▶ _Given request_: Copy out all lines of the records in which the word "Fall" appears.

Records from a collection
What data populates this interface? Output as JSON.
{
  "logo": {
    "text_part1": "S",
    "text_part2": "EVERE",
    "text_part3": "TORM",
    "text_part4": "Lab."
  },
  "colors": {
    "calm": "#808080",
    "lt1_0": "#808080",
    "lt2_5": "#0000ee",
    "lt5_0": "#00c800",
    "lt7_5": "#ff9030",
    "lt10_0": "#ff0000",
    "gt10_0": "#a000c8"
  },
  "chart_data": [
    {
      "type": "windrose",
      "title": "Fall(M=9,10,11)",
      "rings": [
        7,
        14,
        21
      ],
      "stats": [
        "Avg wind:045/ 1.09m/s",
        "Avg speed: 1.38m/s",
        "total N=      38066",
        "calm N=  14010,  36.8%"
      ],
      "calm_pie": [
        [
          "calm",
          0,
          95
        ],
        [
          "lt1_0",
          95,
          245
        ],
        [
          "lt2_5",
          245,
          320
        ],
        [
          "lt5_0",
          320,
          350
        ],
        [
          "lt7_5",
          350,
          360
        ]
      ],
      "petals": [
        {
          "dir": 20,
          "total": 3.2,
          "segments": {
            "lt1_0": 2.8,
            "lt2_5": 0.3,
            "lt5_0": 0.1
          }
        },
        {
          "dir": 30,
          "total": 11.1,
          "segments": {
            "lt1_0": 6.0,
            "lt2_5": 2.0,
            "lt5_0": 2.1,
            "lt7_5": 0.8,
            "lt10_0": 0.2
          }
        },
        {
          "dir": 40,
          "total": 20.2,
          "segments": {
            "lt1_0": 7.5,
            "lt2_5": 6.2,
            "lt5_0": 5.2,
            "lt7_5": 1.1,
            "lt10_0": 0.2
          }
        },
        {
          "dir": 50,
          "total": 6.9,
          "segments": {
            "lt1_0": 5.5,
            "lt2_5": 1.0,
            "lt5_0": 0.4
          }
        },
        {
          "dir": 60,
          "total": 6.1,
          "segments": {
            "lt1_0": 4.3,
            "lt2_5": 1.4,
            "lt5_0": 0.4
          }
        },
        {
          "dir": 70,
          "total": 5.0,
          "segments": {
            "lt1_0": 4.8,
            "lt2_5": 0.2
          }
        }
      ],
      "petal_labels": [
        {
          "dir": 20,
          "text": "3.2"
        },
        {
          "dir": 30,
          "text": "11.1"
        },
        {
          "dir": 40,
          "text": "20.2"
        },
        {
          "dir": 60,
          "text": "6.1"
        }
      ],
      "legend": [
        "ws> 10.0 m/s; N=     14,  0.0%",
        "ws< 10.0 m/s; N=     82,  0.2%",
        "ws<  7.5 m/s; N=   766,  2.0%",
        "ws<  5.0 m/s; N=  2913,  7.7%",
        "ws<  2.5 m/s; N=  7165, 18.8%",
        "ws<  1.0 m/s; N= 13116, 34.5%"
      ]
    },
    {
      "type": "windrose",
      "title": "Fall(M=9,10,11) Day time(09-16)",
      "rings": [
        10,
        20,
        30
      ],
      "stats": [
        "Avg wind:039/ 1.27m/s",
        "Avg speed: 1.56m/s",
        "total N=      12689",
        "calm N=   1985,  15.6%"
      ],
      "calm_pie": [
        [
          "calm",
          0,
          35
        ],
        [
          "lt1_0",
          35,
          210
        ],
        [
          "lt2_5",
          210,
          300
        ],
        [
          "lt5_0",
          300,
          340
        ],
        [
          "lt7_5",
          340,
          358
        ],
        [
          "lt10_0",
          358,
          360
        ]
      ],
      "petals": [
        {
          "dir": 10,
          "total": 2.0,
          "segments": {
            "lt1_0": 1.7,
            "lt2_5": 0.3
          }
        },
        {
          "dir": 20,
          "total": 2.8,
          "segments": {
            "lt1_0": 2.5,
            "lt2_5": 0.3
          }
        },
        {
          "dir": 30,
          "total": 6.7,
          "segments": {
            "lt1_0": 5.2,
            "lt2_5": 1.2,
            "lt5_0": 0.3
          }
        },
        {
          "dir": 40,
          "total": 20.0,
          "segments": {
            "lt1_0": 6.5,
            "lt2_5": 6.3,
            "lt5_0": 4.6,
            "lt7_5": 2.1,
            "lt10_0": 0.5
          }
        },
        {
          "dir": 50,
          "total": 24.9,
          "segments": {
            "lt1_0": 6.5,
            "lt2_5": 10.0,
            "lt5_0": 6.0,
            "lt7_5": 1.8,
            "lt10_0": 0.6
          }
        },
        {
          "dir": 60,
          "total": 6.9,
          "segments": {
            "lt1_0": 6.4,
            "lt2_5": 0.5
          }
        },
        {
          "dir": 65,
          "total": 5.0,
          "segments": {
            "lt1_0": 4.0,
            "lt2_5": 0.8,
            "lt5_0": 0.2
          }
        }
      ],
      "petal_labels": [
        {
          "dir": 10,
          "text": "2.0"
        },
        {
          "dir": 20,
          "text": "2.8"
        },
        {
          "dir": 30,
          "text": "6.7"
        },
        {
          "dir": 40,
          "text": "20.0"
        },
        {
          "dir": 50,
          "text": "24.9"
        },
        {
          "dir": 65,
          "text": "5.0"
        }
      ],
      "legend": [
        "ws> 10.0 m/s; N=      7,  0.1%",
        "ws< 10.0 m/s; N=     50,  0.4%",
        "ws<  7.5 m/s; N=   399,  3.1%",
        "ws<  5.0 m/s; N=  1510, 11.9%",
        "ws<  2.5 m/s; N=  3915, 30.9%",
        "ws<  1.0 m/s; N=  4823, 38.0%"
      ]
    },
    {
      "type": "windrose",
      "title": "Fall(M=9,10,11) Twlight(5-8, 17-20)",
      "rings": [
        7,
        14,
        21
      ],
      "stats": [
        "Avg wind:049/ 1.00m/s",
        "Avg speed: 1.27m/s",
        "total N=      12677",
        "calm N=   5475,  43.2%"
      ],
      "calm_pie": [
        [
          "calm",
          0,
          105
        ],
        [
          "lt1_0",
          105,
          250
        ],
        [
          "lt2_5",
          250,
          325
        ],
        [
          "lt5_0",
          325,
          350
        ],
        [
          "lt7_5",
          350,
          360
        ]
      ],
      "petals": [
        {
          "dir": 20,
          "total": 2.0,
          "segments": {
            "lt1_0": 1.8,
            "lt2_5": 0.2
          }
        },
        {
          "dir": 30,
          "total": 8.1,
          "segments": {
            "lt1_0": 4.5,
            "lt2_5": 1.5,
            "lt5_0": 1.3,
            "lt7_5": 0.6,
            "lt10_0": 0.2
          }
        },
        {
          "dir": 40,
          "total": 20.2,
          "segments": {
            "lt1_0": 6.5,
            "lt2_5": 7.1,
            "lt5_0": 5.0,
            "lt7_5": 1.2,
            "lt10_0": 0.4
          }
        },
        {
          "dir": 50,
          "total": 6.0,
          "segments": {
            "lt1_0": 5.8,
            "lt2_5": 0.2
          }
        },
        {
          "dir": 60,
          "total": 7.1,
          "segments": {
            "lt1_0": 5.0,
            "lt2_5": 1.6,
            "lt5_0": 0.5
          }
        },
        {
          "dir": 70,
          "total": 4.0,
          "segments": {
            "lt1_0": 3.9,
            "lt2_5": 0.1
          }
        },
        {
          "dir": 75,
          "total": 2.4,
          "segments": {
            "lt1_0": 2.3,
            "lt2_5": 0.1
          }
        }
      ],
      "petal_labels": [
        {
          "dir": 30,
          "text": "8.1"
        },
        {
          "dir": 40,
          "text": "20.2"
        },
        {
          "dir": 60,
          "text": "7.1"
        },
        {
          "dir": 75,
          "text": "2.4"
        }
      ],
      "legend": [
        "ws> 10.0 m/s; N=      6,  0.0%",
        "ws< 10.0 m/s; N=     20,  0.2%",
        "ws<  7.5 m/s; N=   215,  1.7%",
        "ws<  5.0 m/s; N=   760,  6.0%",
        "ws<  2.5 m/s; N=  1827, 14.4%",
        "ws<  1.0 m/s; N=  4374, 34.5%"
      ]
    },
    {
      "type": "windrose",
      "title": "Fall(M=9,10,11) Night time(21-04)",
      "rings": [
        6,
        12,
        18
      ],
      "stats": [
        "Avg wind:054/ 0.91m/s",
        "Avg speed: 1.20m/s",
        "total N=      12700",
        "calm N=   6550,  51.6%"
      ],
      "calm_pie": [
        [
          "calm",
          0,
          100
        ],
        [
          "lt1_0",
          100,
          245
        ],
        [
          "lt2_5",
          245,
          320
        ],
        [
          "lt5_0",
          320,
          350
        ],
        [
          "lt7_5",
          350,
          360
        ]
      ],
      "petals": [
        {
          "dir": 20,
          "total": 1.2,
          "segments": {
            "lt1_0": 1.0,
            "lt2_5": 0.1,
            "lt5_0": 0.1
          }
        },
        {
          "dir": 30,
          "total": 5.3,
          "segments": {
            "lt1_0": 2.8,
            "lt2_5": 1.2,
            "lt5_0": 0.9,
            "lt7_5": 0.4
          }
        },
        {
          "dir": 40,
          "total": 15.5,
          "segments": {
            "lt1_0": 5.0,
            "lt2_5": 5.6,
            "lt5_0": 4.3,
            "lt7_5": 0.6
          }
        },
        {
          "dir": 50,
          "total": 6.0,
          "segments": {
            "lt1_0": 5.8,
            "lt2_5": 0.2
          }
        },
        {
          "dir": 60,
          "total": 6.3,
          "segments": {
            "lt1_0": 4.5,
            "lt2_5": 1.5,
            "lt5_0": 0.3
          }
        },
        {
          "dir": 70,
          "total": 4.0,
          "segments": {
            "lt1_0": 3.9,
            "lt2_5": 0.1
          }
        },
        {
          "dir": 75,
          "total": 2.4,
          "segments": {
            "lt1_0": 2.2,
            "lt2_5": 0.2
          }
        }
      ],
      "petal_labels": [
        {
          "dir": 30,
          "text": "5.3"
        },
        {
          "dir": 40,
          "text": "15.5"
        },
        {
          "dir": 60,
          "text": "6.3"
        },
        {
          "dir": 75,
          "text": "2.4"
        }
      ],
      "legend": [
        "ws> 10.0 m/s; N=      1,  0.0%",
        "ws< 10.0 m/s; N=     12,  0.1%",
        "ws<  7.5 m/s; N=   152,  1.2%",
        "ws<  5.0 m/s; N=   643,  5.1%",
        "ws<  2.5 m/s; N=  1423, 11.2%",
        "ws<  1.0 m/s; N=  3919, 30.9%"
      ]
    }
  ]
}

▶ _Reply_:
      "title": "Fall(M=9,10,11)",
      "title": "Fall(M=9,10,11) Day time(09-16)",
      "title": "Fall(M=9,10,11) Twlight(5-8, 17-20)",
      "title": "Fall(M=9,10,11) Night time(21-04)",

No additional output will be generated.